GOAL: Copy out each line of the listing that has the word "such" in it.

DATA ROWS:
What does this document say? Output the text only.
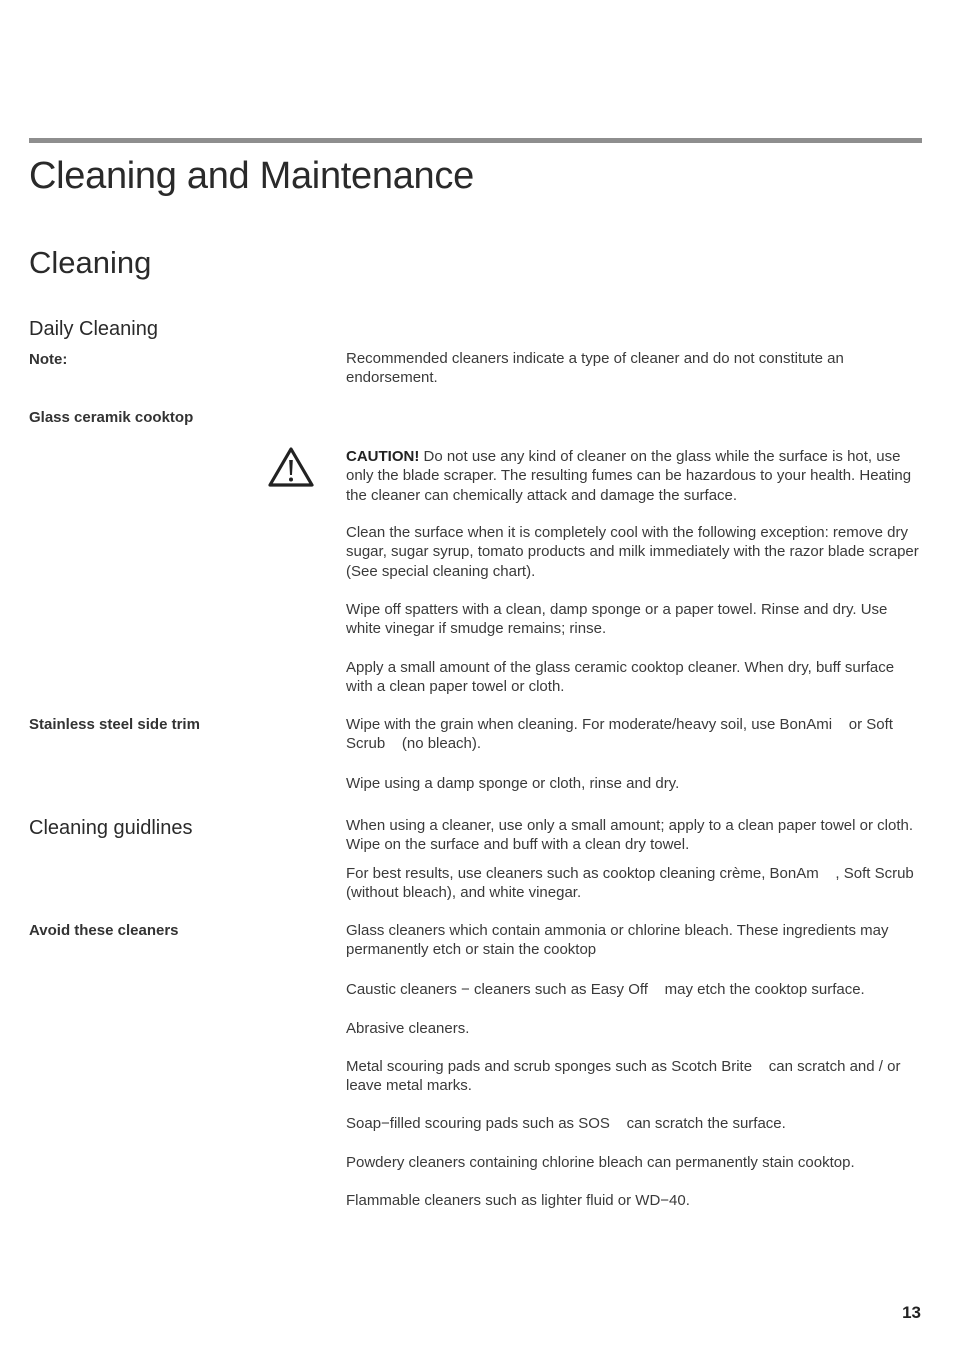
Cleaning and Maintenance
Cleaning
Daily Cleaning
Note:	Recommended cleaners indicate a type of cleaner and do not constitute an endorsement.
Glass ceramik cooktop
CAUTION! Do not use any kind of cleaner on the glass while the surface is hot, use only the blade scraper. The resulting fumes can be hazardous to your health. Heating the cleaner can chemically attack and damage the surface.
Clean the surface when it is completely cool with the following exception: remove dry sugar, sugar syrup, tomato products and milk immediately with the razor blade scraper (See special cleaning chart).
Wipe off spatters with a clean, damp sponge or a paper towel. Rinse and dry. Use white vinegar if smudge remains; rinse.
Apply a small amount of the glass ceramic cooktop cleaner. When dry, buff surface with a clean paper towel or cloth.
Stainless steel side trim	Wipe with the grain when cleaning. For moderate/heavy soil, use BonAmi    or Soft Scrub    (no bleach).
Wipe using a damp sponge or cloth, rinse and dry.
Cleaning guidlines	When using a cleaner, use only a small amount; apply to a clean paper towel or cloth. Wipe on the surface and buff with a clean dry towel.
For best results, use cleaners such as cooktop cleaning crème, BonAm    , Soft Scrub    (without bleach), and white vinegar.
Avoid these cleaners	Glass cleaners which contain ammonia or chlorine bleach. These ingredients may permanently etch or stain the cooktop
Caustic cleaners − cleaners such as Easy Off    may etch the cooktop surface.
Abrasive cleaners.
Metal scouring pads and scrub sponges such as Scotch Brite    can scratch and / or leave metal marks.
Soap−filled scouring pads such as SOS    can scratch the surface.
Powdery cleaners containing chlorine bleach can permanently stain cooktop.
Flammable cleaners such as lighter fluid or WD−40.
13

==

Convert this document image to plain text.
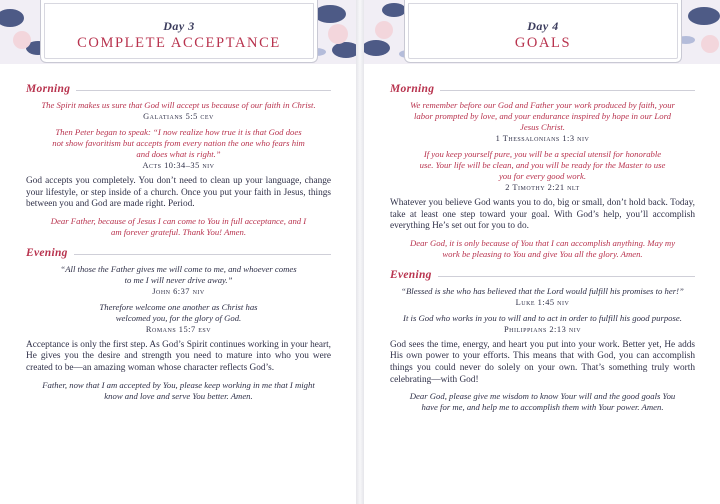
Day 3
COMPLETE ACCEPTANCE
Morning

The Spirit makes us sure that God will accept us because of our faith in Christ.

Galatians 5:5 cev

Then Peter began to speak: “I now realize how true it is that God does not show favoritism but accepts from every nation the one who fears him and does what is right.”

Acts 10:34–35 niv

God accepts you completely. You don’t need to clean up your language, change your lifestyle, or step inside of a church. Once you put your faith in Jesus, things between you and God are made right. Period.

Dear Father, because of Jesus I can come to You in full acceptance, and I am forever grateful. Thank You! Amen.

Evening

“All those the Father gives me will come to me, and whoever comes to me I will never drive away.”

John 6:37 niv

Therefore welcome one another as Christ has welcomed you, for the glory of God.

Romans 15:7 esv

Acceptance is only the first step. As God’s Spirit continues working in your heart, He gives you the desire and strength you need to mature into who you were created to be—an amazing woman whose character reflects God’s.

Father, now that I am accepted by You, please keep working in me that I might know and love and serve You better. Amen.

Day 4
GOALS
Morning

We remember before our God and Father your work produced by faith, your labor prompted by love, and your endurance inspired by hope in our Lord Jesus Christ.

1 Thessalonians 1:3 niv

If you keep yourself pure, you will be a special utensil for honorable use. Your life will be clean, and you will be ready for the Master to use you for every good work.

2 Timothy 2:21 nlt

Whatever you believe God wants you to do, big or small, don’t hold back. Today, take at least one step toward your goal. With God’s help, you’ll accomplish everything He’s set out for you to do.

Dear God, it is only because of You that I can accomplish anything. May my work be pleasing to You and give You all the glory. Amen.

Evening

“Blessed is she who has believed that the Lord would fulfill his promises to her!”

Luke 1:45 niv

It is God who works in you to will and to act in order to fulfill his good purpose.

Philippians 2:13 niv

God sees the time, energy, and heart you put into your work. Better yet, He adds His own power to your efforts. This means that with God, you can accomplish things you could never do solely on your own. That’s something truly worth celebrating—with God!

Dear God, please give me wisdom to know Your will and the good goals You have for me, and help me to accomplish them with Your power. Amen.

---

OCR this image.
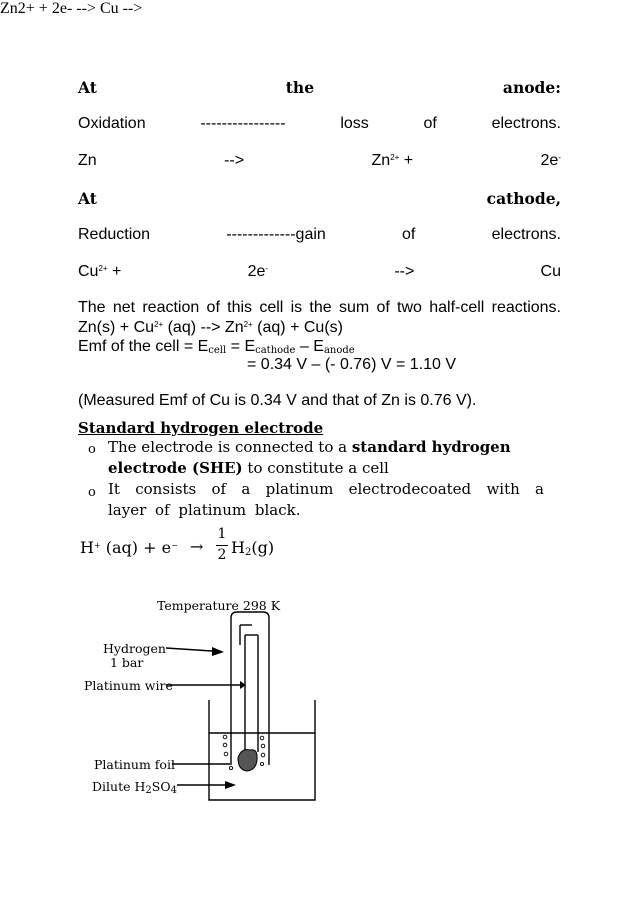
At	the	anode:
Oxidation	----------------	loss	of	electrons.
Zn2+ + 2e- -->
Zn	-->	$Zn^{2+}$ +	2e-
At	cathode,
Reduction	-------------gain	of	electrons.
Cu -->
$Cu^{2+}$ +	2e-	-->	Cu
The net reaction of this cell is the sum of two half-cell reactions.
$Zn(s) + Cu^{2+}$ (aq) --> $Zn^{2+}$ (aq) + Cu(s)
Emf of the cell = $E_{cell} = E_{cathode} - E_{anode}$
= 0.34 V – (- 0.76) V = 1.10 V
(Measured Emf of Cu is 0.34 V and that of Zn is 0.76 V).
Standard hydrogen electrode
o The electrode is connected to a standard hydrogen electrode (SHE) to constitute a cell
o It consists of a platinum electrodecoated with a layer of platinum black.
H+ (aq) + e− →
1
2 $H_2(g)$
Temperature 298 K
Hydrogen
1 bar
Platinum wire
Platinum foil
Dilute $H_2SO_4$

FINAL RESULT:
For best results, use cleaners such as cooktop cleaning crème, BonAm    , Soft Scrub    (without bleach), and white vinegar.
Caustic cleaners − cleaners such as Easy Off    may etch the cooktop surface.
Metal scouring pads and scrub sponges such as Scotch Brite    can scratch and / or leave metal marks.
Soap−filled scouring pads such as SOS    can scratch the surface.
Flammable cleaners such as lighter fluid or WD−40.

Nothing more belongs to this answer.